• _Data extract_:

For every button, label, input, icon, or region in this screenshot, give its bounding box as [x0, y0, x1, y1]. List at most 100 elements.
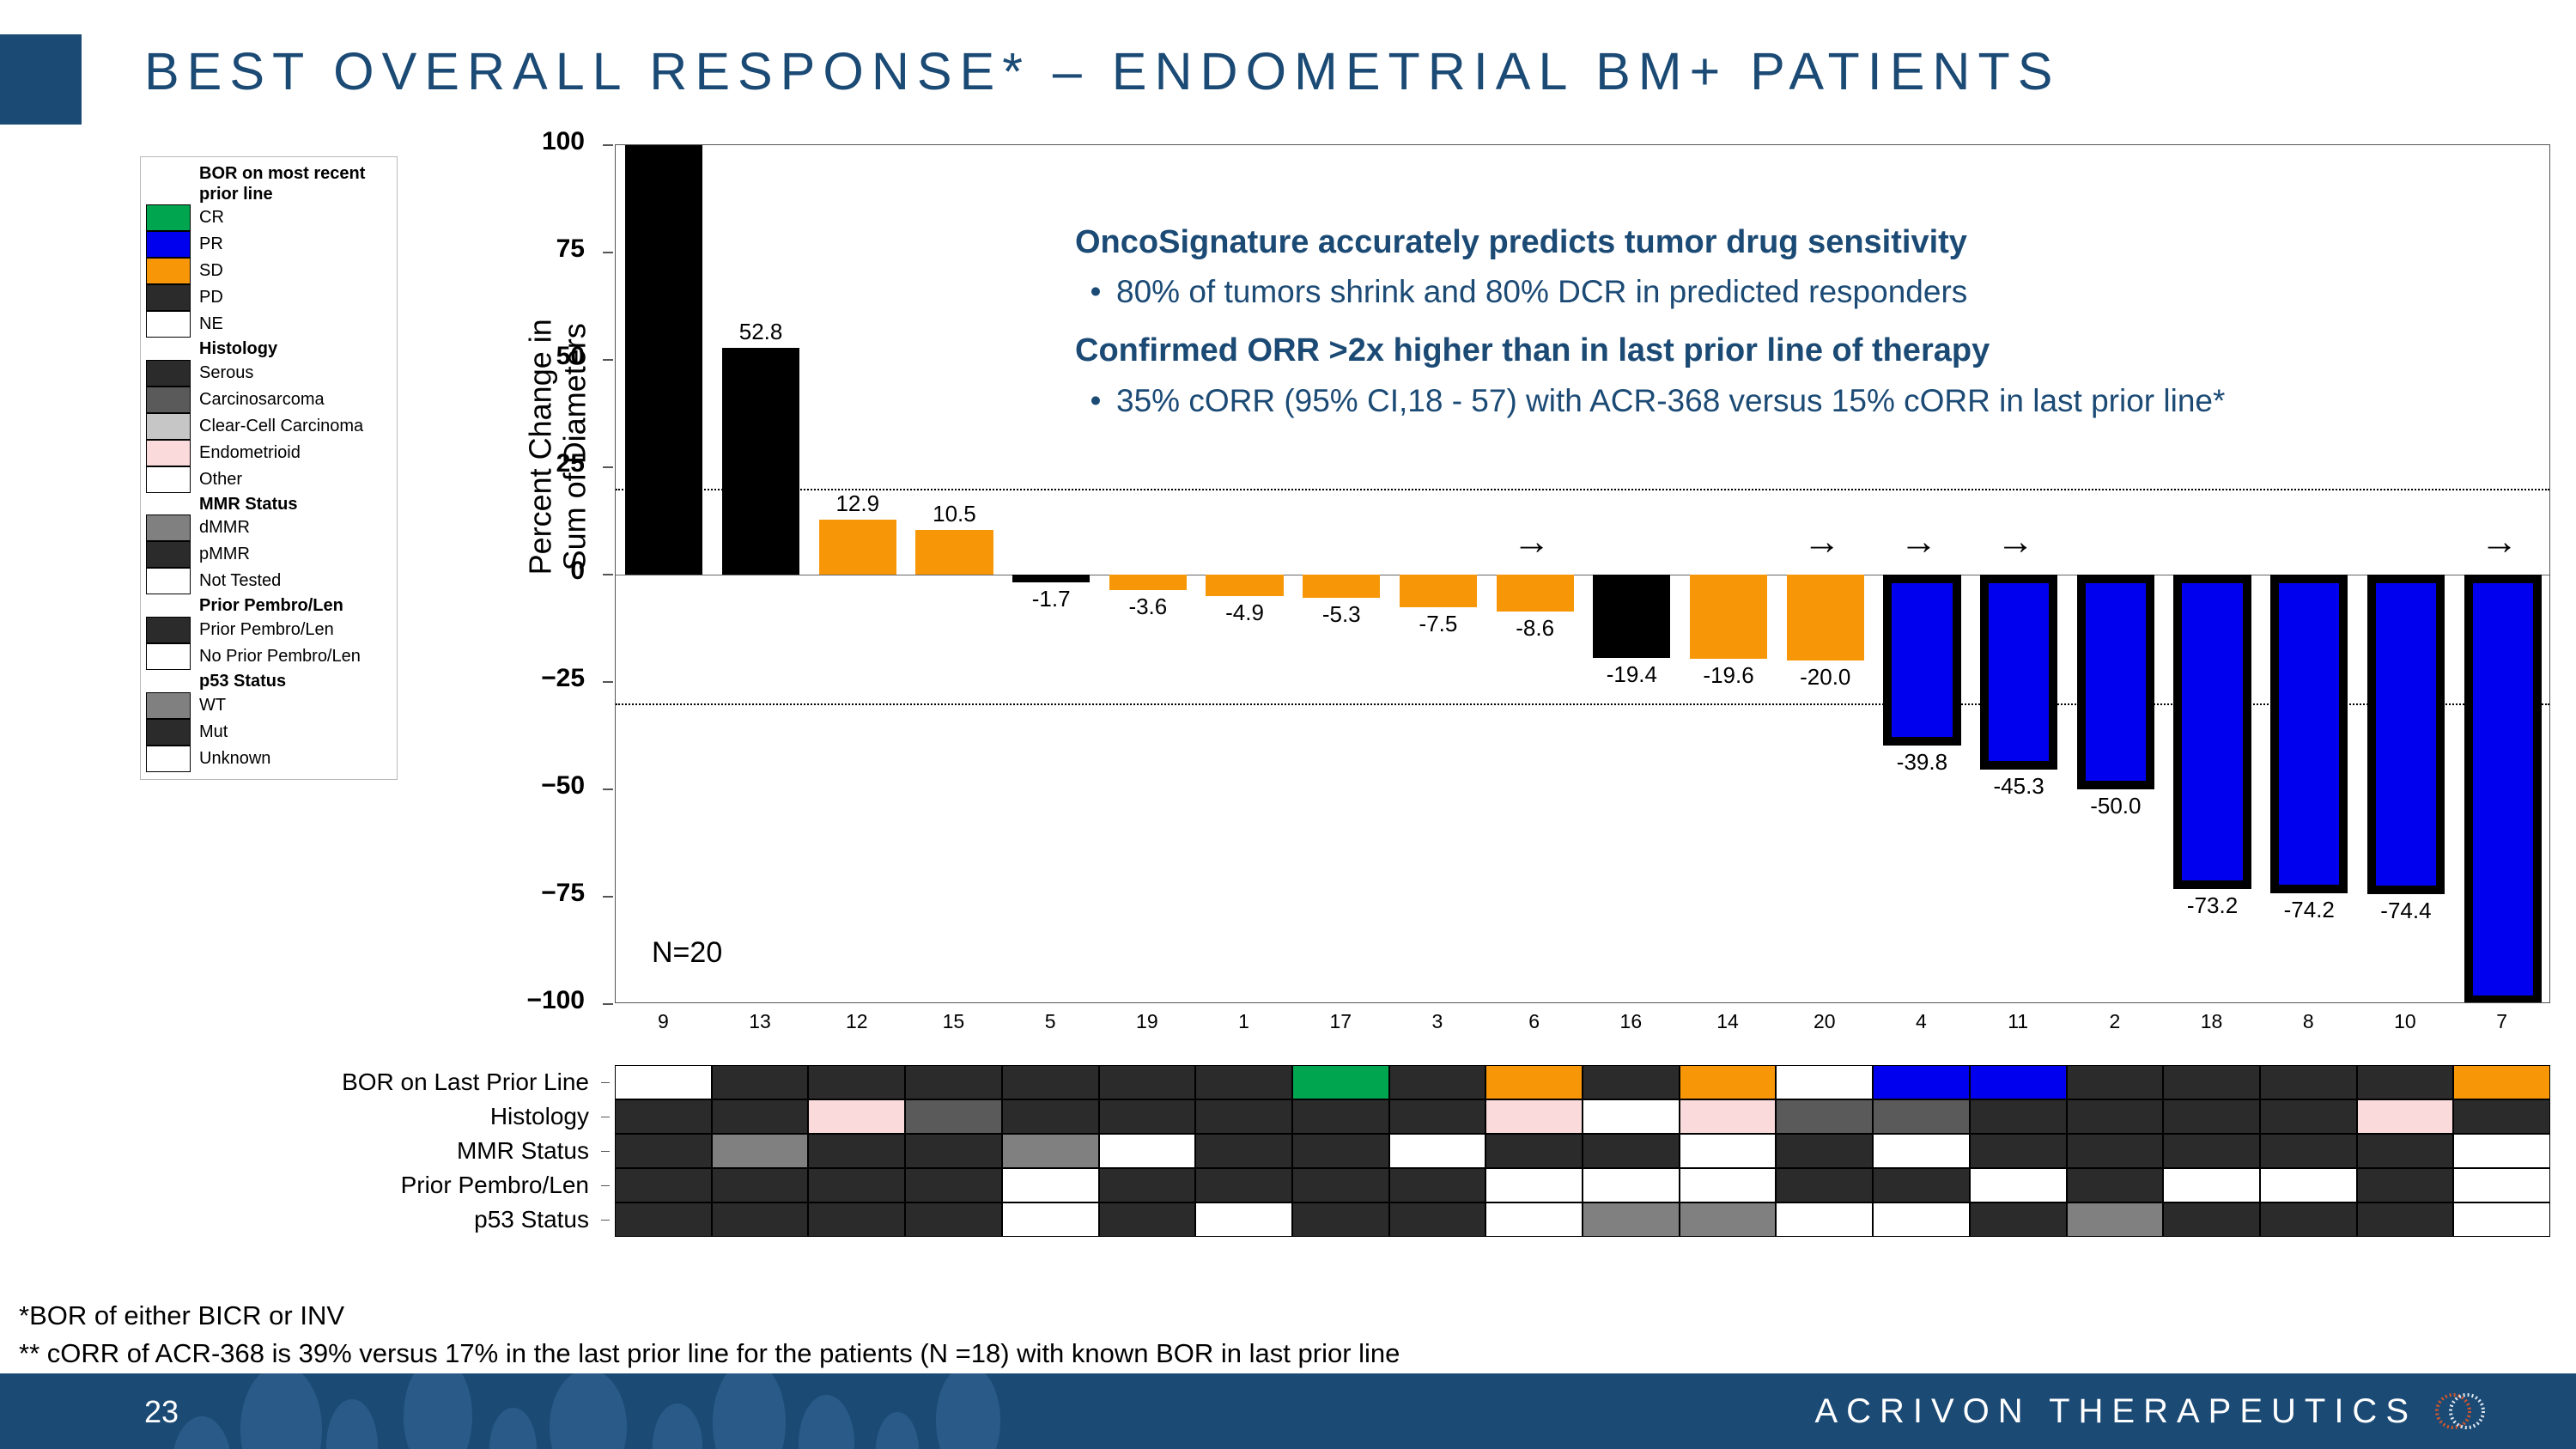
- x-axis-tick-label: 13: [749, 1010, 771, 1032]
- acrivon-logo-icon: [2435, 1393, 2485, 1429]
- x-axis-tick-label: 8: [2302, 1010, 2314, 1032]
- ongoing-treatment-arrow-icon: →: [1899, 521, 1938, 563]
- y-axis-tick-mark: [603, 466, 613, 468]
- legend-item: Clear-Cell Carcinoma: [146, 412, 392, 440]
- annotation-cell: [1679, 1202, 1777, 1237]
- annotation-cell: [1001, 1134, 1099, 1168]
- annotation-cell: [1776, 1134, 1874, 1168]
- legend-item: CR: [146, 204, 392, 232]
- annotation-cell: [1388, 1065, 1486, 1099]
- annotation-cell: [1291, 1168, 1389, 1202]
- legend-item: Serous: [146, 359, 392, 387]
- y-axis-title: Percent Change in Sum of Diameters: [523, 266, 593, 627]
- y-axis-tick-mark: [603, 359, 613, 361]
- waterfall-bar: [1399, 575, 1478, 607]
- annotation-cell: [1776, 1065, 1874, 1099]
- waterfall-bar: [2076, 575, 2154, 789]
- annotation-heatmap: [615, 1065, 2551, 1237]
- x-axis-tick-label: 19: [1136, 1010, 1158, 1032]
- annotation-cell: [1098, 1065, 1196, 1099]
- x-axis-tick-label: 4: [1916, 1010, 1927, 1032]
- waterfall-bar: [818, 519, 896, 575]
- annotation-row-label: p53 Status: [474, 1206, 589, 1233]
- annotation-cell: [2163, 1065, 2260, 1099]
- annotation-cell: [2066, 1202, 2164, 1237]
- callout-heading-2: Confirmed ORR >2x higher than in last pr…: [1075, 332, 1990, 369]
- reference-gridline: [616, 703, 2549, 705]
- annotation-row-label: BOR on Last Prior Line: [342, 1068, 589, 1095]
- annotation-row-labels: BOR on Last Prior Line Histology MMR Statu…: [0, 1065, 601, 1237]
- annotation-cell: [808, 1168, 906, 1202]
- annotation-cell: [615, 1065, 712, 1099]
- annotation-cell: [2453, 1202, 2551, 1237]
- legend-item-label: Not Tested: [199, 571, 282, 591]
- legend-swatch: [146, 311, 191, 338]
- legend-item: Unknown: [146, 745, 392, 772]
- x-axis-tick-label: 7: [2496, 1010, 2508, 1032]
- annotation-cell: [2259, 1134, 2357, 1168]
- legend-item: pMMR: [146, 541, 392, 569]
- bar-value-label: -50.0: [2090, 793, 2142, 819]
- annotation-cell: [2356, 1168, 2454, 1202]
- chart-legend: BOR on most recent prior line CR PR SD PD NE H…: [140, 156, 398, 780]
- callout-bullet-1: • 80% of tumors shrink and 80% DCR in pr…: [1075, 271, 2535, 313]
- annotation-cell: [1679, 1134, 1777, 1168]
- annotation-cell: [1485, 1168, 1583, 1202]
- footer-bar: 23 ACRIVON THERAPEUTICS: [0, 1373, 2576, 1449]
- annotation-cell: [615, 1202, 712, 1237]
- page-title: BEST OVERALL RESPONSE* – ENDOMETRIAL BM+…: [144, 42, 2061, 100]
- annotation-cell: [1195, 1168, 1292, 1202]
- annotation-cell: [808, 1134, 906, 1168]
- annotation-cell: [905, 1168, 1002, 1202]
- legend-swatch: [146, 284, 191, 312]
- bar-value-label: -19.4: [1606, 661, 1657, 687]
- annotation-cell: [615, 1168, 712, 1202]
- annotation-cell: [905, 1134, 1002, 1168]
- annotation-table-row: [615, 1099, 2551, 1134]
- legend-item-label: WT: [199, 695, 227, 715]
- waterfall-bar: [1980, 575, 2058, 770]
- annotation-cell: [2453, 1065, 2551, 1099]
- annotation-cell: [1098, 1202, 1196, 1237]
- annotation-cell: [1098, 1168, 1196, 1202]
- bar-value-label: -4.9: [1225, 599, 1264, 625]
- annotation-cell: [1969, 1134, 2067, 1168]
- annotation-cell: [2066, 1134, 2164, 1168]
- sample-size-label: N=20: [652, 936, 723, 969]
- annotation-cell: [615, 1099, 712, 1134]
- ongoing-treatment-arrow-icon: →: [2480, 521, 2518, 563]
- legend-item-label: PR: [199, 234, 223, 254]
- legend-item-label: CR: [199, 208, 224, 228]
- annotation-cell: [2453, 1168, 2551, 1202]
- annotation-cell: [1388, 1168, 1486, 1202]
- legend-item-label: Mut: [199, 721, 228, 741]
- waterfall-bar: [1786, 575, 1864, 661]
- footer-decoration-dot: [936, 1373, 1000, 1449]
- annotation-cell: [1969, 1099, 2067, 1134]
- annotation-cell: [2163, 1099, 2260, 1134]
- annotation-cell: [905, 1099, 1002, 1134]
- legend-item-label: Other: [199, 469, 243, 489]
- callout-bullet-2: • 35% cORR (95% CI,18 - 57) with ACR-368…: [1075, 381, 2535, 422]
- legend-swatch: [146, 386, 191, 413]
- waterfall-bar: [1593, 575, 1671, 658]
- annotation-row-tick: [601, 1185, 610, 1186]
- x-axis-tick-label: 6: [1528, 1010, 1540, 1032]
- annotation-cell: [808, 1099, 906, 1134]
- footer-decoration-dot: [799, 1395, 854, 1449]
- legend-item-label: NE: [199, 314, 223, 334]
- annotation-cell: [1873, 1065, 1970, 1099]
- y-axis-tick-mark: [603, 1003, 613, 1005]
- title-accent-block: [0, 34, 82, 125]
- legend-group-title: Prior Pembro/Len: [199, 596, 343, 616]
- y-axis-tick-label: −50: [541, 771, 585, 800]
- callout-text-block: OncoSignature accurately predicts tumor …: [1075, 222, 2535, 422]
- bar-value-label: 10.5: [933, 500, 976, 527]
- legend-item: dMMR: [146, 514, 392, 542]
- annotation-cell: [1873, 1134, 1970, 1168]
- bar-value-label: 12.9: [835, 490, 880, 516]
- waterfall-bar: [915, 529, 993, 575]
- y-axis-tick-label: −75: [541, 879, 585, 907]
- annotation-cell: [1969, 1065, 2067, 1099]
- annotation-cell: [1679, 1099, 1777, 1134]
==
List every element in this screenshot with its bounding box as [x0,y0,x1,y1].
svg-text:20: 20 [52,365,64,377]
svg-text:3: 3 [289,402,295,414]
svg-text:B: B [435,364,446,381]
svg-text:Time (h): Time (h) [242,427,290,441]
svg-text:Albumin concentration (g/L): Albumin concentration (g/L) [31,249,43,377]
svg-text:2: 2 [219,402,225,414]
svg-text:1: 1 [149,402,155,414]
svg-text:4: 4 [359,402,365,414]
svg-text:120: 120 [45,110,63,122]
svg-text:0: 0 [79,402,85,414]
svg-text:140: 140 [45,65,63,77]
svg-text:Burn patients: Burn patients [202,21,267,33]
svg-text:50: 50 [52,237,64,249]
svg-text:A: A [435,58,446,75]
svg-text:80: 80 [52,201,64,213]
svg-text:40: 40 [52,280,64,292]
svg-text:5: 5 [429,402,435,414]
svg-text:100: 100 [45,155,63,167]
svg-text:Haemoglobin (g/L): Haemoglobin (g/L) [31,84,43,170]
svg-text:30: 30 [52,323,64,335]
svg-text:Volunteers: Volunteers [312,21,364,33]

• _Exercise prompt_: For the records above, give the number of lines containing the string "footer" and no other words.

• _Finished task_: 3